• **REQUIREMENTS**
[a] In the article on learning kanji with Anki, how long does the writer say it took to learn 2,200 kanji?
[b] Please carry the article on learning kanji with Anki forward from its last line.

• **ARTICLE**
^^^^^^^^
That’s it. Just download Anki and start reviewing those cards daily! I recommend setting the bar low for a couple of days and see how it goes as the cards will soon start to pile up and will take you a while to complete them all.

Now why use Anki despite its ugly interface?

  • It uses spaced repetition
  • It makes the vocabulary words random
  • It’s powerful and versatile

Spaced repetition is popular nowadays but it’s just a fancy way of letting you memorize a bit more efficiently.

Warning: The Biggest Problem Learning Through This Method

The biggest problem I would say learning through this method is that you may be memorizing kanji that you may not even see that often (and you won’t even know it.)  

Even though it is an official list, a lot of these kanji symbols aren’t used in everyday life in Japan and you may be spending time memorizing kanji you won’t even encounter.

Of course, there are other problems like:

  • Not being able to pronounce
  • Not being able to learn real Japanese
  • Etc.

But this method is used as a supplement to make learning those things exponentially faster and not too much of a problem.

That’s why I say the best method is to have some sort of reading supplement so you have an idea of which kanji to prioritize when you start your journey.

Another Heads Up Before You Start Learning Kanji Like This

Learning 2,200 kanji is going to be difficult whether it takes you 2 weeks like me or multiple months. And two of the major obstacles you are going to do is the sheer amount of time it takes and your motivation suddenly disappearing.

It’s going to happen (trust me) and you are going to start rationalizing why you need to learn kanji like this when you won’t:

  • Be able to pronounce it correctly
  • Know the exact vocabulary definition
  • How to actually use the kanji (and it’s different contexts)

Do you really want to start reading Japanese as fast as possible even though this is an incredibly boring way? Or did you maybe want to wait a little bit later and just start learning kanji through mere exposure to gain some motivation? Or do both at the same time?
^^^^^^^^
• **RAW DATA**
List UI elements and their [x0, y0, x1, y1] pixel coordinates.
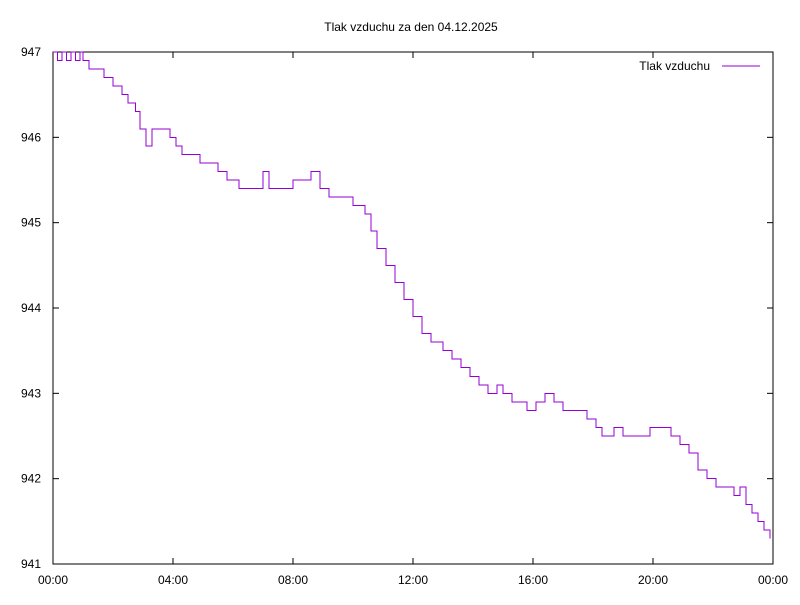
^^^^^^^^
• **ANSWERS TO THE EXERCISES**
[a] 2 weeks.

[b]
Just some questions to think about before you start to commit yourself to this journey.

A Quick Guide On How Your Brain Works To Memorize Correctly 

Now before we can start memorizing kanji rapidly you need to know a little bit about how your brain works.

We don’t want to remember kanji like a test in school and forget everything the next day… We want to actually remember it and store it in our long-term memory.

But your brain is a funny creature. It picks what it thinks is important (rather than what you think) and discards the other stuff that it thinks it isn’t important. 

Which is both a blessing and a curse. On the one hand, you don’t have to manually sort your memory throughout the day, but on the other hand… you have memories that aren’t really that important.

Like… remembering your cringy times in middle school but forgetting about that important appointment that’s tomorrow.

And it seems super chaotic and random at times for what your brain memorizes but there is actually a structure to it.

Let’s break it down further and think about some of the things that you can probably EASILY remember:

  • Something that significantly changed your life (Graduating college, Finding your first job, etc.)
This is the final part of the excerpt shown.